**REQUIREMENTS**
Return the records word for word. Any pictures in them are not part of the copy.

Records from a collection:
● ● ● ●
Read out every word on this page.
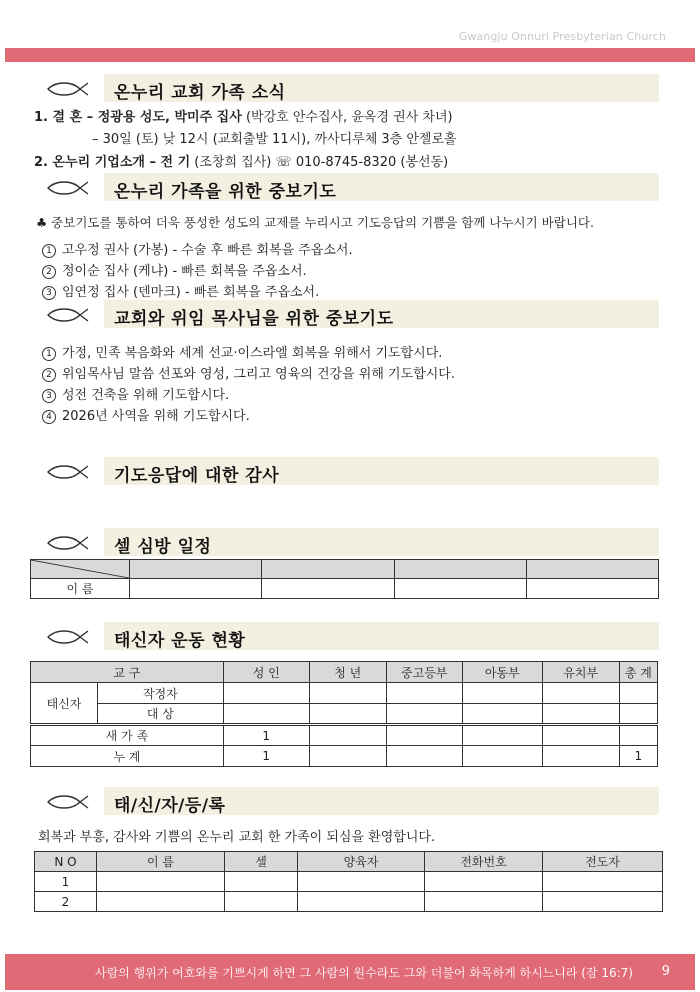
Gwangju Onnuri Presbyterian Church
온누리 교회 가족 소식
1. 결 혼 – 정광용 성도, 박미주 집사 (박강호 안수집사, 윤옥경 권사 차녀)
– 30일 (토) 낮 12시 (교회출발 11시), 까사디루체 3층 안젤로홀
2. 온누리 기업소개 – 전 기 (조창희 집사) ☏ 010-8745-8320 (봉선동)
온누리 가족을 위한 중보기도
♣ 중보기도를 통하여 더욱 풍성한 성도의 교제를 누리시고 기도응답의 기쁨을 함께 나누시기 바랍니다.
1 고우정 권사 (가봉) - 수술 후 빠른 회복을 주옵소서.
2 정이순 집사 (케냐) - 빠른 회복을 주옵소서.
3 임연정 집사 (덴마크) - 빠른 회복을 주옵소서.
교회와 위임 목사님을 위한 중보기도
1 가정, 민족 복음화와 세계 선교·이스라엘 회복을 위해서 기도합시다.
2 위임목사님 말씀 선포와 영성, 그리고 영육의 건강을 위해 기도합시다.
3 성전 건축을 위해 기도합시다.
4 2026년 사역을 위해 기도합시다.
기도응답에 대한 감사
셀 심방 일정

이 름				
태신자 운동 현황
교 구		성 인	청 년	중고등부	아동부	유치부	총 계
태신자	작정자						
	대 상						
새 가 족		1					
누 계		1					1
태/신/자/등/록
회복과 부흥, 감사와 기쁨의 온누리 교회 한 가족이 되심을 환영합니다.
N O	이 름	셀	양육자	전화번호	전도자
1					
2					
사람의 행위가 여호와를 기쁘시게 하면 그 사람의 원수라도 그와 더불어 화목하게 하시느니라 (잠 16:7) 9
● ● ● ●
**SOLUTION TO THIS EXERCISE**
Read out every word on this page.
Gwangju Onnuri Presbyterian Church
온누리 교회 가족 소식
1. 결 혼 – 정광용 성도, 박미주 집사 (박강호 안수집사, 윤옥경 권사 차녀)
– 30일 (토) 낮 12시 (교회출발 11시), 까사디루체 3층 안젤로홀
2. 온누리 기업소개 – 전 기 (조창희 집사) ☏ 010-8745-8320 (봉선동)
온누리 가족을 위한 중보기도
♣ 중보기도를 통하여 더욱 풍성한 성도의 교제를 누리시고 기도응답의 기쁨을 함께 나누시기 바랍니다.
1 고우정 권사 (가봉) - 수술 후 빠른 회복을 주옵소서.
2 정이순 집사 (케냐) - 빠른 회복을 주옵소서.
3 임연정 집사 (덴마크) - 빠른 회복을 주옵소서.
교회와 위임 목사님을 위한 중보기도
1 가정, 민족 복음화와 세계 선교·이스라엘 회복을 위해서 기도합시다.
2 위임목사님 말씀 선포와 영성, 그리고 영육의 건강을 위해 기도합시다.
3 성전 건축을 위해 기도합시다.
4 2026년 사역을 위해 기도합시다.
기도응답에 대한 감사
셀 심방 일정

이 름				
태신자 운동 현황
교 구		성 인	청 년	중고등부	아동부	유치부	총 계
태신자	작정자						
	대 상						
새 가 족		1					
누 계		1					1
태/신/자/등/록
회복과 부흥, 감사와 기쁨의 온누리 교회 한 가족이 되심을 환영합니다.
N O	이 름	셀	양육자	전화번호	전도자
1					
2					
사람의 행위가 여호와를 기쁘시게 하면 그 사람의 원수라도 그와 더불어 화목하게 하시느니라 (잠 16:7) 9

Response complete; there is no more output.